(Stored records)
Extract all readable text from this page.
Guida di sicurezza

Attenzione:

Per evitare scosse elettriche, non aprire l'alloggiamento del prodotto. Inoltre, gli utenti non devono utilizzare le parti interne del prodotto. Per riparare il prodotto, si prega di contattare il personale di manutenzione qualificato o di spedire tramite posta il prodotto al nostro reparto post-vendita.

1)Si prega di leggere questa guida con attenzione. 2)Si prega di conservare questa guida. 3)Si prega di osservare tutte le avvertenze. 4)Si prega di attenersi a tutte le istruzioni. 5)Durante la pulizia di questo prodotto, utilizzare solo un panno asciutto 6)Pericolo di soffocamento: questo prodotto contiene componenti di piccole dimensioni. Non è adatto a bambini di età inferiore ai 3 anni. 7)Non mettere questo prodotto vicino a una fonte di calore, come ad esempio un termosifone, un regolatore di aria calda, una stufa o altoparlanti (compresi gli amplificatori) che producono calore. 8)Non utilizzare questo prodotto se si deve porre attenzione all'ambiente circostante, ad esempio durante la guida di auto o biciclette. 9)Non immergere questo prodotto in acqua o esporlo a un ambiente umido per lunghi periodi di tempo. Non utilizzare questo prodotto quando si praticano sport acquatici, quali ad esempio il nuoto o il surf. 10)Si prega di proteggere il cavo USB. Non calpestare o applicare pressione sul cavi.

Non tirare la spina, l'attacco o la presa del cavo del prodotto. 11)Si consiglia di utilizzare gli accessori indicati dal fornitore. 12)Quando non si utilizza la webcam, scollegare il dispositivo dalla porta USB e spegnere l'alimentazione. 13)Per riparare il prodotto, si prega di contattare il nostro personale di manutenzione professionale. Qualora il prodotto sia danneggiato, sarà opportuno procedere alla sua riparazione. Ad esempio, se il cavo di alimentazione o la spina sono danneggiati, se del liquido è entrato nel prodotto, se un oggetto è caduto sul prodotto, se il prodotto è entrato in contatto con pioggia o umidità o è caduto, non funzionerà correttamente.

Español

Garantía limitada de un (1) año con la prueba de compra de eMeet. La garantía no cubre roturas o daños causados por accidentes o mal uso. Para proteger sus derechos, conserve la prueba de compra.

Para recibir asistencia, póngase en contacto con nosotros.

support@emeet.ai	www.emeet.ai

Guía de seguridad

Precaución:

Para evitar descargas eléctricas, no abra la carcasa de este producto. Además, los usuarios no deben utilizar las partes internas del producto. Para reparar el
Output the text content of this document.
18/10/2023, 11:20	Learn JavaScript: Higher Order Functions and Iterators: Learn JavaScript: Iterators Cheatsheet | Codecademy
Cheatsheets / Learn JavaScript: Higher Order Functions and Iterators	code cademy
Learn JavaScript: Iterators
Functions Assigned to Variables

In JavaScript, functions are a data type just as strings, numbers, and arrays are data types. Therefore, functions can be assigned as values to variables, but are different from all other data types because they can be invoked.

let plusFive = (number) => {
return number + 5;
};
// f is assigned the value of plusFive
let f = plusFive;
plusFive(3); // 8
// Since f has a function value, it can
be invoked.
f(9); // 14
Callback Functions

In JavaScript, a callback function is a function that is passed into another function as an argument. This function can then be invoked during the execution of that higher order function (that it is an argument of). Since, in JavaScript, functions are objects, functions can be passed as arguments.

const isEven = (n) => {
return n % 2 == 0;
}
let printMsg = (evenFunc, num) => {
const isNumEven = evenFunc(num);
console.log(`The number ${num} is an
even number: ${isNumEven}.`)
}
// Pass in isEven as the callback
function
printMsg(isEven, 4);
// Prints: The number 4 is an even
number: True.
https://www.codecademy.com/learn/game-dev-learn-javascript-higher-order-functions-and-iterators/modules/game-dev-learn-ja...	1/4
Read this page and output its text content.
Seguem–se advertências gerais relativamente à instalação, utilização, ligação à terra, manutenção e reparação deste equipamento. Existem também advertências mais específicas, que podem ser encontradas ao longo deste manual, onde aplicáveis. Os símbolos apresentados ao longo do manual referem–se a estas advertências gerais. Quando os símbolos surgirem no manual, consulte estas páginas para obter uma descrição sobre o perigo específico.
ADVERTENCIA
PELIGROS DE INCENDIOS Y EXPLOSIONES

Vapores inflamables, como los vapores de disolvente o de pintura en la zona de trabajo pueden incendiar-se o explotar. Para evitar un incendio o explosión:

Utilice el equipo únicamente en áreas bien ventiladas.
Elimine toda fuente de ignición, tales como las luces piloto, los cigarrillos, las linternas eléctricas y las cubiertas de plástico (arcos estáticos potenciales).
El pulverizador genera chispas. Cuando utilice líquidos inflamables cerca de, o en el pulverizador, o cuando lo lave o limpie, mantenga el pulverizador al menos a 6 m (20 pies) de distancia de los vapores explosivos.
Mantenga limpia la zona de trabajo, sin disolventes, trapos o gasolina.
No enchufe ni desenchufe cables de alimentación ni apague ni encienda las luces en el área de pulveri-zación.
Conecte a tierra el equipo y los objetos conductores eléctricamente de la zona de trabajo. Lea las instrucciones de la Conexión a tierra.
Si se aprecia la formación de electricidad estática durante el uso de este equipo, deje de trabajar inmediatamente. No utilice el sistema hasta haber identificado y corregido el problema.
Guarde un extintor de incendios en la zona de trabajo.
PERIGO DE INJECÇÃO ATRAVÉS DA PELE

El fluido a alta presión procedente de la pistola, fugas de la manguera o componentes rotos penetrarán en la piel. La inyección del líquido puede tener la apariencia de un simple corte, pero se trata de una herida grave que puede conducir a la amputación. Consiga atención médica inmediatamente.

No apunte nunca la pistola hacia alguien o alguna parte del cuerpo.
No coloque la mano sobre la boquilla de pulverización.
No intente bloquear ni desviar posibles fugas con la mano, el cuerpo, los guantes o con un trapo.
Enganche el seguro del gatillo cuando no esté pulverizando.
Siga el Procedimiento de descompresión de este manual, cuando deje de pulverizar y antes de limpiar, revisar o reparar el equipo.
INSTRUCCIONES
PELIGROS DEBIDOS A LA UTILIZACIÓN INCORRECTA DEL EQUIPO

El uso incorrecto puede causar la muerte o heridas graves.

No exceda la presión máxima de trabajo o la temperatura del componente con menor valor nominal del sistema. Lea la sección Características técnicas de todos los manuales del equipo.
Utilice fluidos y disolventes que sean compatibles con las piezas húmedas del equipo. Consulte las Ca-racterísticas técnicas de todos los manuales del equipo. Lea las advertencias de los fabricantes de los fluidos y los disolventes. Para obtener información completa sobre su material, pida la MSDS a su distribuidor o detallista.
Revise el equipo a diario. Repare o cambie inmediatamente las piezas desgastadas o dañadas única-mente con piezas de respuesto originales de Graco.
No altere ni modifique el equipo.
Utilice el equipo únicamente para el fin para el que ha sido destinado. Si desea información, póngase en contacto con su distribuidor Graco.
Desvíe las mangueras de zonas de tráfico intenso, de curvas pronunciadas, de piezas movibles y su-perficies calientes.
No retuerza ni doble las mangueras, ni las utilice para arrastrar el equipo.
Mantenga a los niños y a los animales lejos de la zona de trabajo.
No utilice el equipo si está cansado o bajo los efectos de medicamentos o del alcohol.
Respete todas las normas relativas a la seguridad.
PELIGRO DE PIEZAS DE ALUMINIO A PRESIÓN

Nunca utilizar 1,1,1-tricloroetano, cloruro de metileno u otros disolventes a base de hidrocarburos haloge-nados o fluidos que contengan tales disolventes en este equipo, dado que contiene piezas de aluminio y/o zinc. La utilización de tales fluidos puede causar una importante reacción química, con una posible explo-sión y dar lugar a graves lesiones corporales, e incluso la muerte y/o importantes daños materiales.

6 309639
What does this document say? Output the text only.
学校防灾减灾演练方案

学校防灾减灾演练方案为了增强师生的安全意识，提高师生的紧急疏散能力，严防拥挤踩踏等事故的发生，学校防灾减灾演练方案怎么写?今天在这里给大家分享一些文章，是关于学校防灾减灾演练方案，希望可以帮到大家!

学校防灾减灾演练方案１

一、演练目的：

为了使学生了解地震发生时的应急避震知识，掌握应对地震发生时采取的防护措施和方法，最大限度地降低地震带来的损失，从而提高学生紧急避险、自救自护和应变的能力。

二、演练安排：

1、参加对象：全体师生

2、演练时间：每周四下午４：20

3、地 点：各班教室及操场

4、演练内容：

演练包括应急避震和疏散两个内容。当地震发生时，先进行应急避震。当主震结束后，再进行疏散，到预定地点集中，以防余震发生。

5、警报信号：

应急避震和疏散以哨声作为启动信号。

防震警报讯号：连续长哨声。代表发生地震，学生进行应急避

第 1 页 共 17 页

• **WHAT YOU NEED TO DO**: Report only the number of lines that hold the string "daños" in this listing.

• **FINISHED TASK**: 2